**Your task**
Of all the lines in the records, how many hold the word "Mushroom"? Answer with the number only.

(A run of records)
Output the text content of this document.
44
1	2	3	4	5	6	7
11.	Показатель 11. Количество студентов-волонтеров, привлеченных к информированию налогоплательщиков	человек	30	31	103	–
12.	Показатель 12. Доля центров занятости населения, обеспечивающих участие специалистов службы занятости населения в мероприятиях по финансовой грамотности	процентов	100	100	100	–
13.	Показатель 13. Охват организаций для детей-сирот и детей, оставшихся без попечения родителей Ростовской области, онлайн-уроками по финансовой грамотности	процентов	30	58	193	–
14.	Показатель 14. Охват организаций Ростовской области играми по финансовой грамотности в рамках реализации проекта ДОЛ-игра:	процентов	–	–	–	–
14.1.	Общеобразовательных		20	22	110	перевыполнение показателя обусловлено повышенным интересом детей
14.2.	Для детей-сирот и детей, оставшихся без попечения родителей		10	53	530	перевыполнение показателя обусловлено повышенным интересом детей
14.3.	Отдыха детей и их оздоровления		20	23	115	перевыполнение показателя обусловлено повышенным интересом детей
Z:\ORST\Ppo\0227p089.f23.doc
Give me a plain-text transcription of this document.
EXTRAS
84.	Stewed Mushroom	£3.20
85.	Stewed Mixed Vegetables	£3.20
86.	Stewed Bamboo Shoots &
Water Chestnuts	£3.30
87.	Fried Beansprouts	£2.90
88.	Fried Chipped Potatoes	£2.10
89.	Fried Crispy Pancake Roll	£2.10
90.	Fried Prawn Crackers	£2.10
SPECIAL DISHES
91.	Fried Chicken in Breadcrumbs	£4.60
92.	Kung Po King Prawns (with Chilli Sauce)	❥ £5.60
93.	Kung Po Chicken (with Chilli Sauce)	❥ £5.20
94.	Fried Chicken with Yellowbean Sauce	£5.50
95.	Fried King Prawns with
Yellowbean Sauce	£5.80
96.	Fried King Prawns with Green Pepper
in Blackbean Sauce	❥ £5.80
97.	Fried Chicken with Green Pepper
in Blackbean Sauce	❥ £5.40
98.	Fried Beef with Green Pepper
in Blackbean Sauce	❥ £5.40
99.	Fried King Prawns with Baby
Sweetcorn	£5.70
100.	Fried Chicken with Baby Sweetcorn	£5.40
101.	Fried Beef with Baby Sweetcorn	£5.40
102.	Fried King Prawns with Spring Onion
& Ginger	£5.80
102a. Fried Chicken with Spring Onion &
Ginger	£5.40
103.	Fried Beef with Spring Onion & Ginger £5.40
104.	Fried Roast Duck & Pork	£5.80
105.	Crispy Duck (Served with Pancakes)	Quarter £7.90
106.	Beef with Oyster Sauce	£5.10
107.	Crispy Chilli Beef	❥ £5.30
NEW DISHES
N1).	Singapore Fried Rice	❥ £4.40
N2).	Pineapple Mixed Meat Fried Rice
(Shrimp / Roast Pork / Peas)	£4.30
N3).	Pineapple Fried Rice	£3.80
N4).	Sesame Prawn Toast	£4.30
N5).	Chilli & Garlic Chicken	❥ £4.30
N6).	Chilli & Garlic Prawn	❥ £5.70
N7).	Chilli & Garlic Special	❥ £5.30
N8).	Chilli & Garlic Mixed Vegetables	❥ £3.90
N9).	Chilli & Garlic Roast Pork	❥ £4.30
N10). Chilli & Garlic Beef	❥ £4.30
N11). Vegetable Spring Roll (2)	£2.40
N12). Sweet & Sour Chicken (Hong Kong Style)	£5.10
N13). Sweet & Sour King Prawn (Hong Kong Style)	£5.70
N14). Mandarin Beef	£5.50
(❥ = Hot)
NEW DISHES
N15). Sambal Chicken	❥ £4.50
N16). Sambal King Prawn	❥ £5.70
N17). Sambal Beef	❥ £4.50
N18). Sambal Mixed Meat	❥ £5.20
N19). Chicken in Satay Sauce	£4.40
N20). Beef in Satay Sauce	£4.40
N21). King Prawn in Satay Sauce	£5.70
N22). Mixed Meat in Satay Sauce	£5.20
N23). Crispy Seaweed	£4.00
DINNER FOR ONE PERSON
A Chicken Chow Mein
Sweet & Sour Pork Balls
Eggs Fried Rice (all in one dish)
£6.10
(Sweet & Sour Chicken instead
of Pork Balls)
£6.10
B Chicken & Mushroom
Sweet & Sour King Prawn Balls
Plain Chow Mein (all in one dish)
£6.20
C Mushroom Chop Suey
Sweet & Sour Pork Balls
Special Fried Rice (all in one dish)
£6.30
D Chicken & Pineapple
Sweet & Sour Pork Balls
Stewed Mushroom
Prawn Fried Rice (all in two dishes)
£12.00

**Solution to this exercise**
4